(Your instructions)
Determine the number of lines holding the word "JSON"; answer with that number only.
═════ Entries supplied
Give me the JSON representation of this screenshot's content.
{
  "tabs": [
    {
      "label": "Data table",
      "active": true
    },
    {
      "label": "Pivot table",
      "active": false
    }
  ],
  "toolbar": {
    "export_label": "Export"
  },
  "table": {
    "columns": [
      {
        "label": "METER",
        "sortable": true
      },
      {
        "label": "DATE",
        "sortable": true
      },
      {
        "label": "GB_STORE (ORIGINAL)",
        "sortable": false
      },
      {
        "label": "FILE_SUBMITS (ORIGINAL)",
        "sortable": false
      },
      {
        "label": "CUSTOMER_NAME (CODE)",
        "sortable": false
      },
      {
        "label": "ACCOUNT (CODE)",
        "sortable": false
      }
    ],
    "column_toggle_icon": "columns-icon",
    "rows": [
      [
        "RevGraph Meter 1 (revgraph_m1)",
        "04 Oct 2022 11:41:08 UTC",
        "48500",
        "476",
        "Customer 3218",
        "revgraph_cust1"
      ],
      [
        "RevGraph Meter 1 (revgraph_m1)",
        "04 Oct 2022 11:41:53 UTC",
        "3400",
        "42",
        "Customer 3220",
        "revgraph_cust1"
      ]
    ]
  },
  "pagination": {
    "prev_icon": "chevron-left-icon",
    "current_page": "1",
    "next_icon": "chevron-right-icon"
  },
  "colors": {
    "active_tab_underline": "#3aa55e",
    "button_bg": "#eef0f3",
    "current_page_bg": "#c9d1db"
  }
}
══════════
═════ Entries supplied
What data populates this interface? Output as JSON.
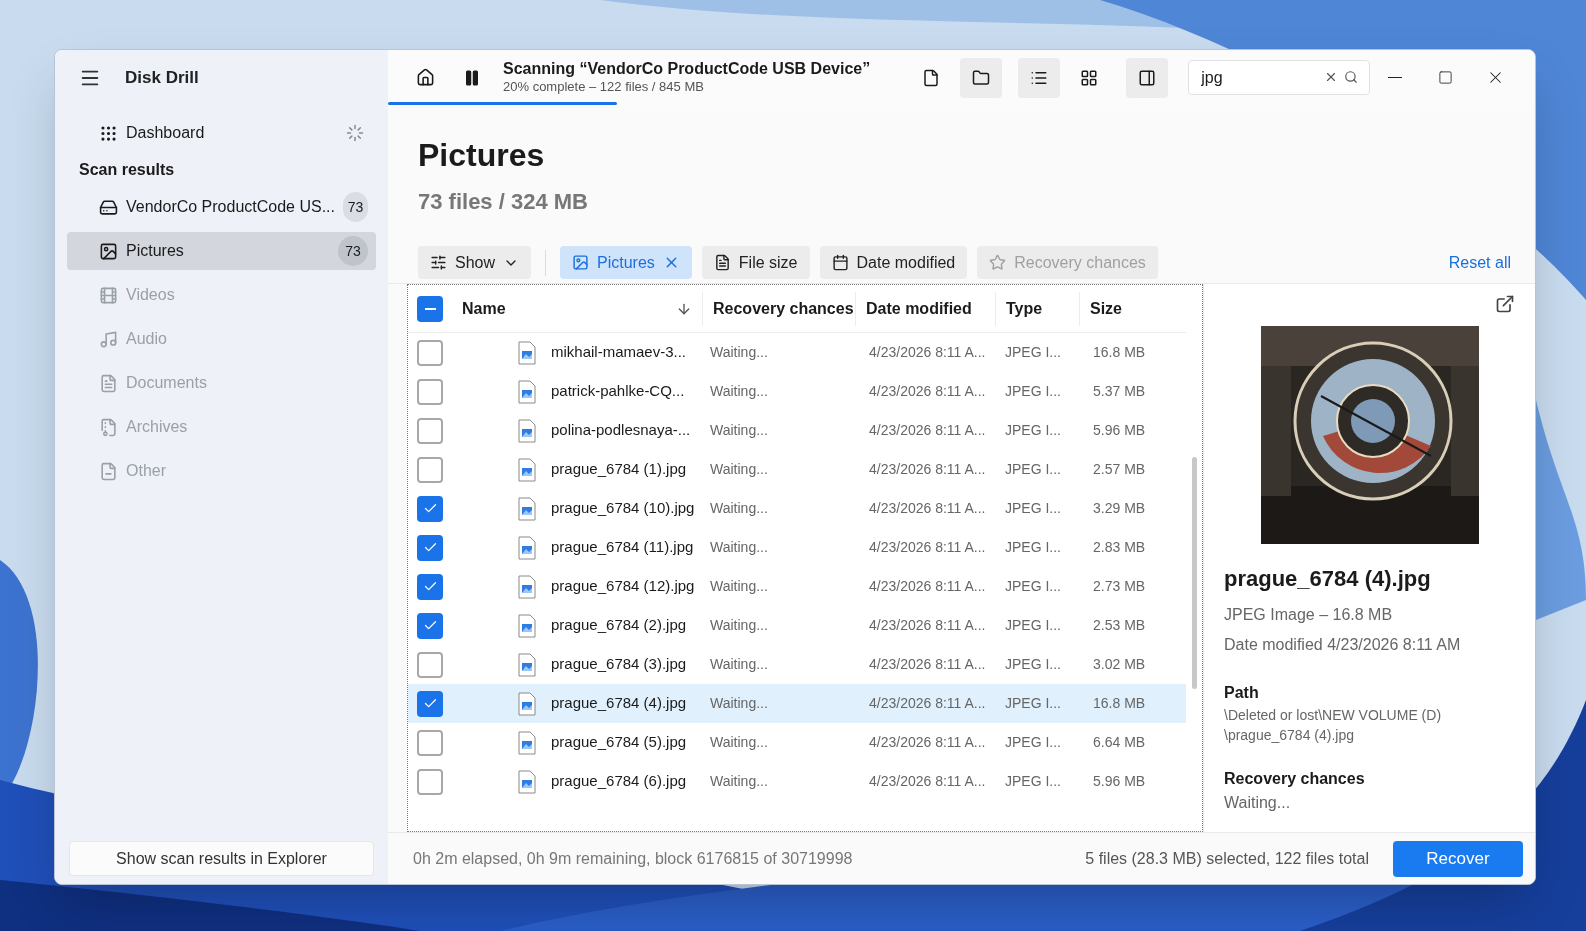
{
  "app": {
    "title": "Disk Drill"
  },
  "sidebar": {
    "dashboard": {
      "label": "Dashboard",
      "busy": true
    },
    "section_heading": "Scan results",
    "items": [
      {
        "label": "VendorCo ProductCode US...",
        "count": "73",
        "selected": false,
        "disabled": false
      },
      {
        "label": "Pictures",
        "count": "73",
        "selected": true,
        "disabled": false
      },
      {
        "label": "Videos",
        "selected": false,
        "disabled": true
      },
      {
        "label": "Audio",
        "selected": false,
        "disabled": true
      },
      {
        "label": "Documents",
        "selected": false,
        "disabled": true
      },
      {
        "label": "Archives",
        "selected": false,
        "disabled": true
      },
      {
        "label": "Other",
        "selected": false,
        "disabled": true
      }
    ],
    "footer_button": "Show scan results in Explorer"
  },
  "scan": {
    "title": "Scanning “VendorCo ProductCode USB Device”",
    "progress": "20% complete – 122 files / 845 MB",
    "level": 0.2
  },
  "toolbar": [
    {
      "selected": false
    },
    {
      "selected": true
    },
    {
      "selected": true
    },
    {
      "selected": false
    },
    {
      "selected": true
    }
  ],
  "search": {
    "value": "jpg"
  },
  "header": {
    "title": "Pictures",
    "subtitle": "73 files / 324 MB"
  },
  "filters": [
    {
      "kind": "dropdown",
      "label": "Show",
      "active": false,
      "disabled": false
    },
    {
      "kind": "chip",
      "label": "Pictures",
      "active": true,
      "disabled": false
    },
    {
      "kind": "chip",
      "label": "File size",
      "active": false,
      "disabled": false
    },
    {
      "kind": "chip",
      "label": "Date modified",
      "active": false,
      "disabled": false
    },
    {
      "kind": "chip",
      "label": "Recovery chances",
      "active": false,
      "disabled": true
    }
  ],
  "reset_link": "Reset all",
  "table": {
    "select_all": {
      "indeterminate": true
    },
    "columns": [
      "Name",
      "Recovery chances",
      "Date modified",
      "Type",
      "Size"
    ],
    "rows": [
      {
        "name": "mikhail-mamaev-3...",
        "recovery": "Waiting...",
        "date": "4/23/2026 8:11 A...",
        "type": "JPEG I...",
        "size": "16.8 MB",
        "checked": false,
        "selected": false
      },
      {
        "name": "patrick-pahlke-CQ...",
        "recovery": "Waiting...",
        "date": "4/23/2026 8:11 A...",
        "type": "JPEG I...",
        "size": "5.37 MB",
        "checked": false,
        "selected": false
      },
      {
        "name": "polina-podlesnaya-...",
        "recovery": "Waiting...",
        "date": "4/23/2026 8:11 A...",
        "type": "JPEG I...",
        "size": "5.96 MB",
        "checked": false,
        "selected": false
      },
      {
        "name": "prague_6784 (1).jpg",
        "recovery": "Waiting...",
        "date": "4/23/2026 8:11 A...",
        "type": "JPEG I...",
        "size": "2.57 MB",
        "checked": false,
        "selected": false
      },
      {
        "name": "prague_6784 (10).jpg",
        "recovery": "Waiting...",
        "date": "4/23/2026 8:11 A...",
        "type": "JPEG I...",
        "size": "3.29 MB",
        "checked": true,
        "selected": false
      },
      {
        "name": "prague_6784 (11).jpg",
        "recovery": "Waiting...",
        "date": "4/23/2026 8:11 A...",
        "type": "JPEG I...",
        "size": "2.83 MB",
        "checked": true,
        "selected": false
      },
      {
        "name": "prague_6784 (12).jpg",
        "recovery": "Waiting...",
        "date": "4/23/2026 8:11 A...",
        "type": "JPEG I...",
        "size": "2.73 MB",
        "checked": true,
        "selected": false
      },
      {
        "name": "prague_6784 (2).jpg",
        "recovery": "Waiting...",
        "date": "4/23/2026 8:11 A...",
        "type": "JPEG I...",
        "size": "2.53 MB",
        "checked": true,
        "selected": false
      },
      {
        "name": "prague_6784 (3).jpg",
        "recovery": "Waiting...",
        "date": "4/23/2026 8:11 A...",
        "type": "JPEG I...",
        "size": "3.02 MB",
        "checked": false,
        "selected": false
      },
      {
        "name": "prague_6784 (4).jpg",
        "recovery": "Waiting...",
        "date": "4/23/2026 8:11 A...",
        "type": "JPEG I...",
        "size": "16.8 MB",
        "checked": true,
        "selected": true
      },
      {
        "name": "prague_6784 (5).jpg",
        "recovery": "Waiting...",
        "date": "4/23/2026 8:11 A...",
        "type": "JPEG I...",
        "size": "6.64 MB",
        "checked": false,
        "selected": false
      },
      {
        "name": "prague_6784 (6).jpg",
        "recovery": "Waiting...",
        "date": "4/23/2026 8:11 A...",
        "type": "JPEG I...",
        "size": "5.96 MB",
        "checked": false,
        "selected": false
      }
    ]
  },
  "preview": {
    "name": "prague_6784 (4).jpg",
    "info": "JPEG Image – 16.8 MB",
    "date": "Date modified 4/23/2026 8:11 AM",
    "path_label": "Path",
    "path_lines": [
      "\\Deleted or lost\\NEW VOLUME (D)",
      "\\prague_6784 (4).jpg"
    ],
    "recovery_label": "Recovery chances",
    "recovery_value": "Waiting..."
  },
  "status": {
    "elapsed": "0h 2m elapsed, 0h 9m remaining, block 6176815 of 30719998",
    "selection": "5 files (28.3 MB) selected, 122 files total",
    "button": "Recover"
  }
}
══════════
(The reply)
2